## INFORMATION SUPPLIED
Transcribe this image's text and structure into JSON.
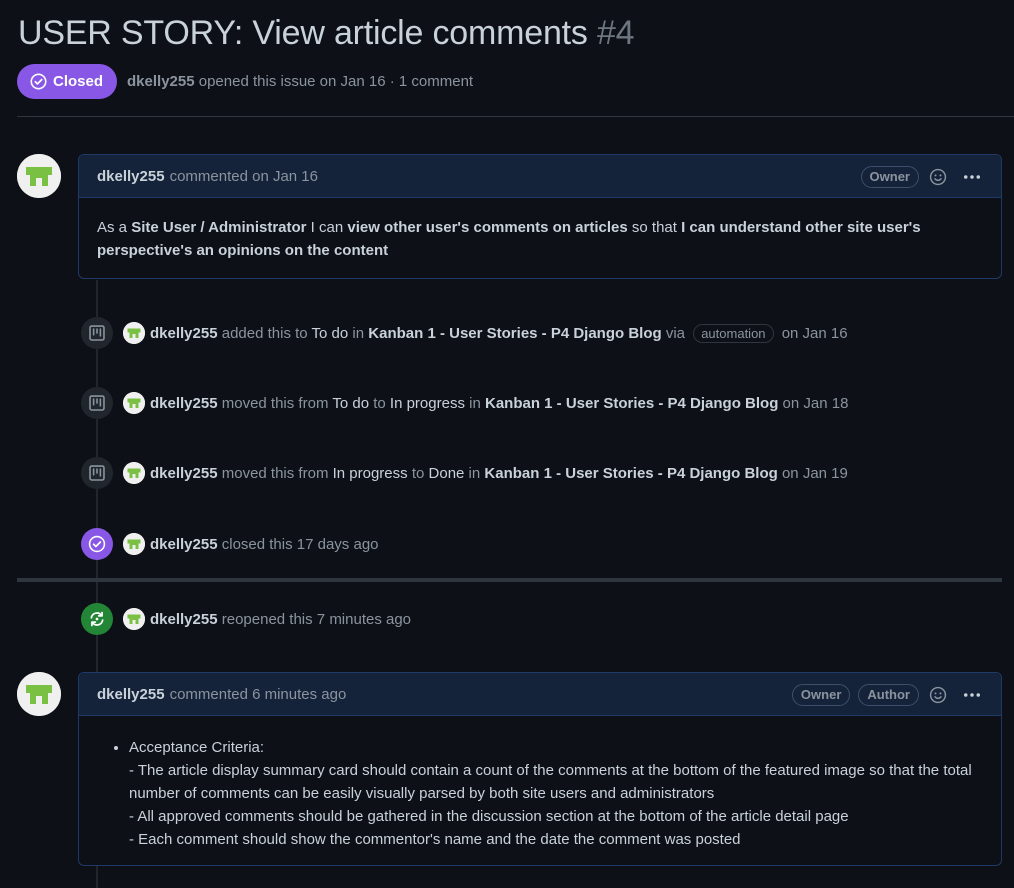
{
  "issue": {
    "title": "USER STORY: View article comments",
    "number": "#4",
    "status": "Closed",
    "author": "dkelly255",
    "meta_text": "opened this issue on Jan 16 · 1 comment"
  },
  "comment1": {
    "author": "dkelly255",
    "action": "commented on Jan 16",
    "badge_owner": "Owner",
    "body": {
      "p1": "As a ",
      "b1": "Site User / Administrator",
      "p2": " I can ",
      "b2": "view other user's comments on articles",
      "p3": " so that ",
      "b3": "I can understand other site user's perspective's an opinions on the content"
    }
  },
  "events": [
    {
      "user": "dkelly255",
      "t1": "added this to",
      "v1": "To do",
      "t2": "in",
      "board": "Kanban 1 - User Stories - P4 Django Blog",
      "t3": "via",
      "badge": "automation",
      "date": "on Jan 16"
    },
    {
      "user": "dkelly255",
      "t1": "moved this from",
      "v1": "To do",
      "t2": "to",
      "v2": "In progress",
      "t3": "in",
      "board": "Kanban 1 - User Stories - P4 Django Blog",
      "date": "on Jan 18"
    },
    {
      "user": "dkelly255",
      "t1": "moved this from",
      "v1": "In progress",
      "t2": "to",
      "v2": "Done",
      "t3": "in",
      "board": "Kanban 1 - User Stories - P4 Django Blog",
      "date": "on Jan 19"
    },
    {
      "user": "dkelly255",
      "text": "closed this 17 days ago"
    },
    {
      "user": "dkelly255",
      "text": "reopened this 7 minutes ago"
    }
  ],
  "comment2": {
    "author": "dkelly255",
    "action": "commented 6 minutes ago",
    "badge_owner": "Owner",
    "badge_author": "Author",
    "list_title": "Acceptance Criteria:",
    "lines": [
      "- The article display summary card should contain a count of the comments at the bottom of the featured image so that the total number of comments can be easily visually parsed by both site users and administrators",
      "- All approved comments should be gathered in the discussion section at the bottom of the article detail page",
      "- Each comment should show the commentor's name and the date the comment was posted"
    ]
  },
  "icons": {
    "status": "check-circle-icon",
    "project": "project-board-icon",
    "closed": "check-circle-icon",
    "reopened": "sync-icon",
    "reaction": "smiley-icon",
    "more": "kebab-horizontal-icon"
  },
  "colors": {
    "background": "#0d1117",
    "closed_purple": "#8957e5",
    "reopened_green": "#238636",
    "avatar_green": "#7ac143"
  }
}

## THE TASK
Examine the entries and report how many of their lines contain the string "date", giving no more than the number.

## IN RESPONSE
4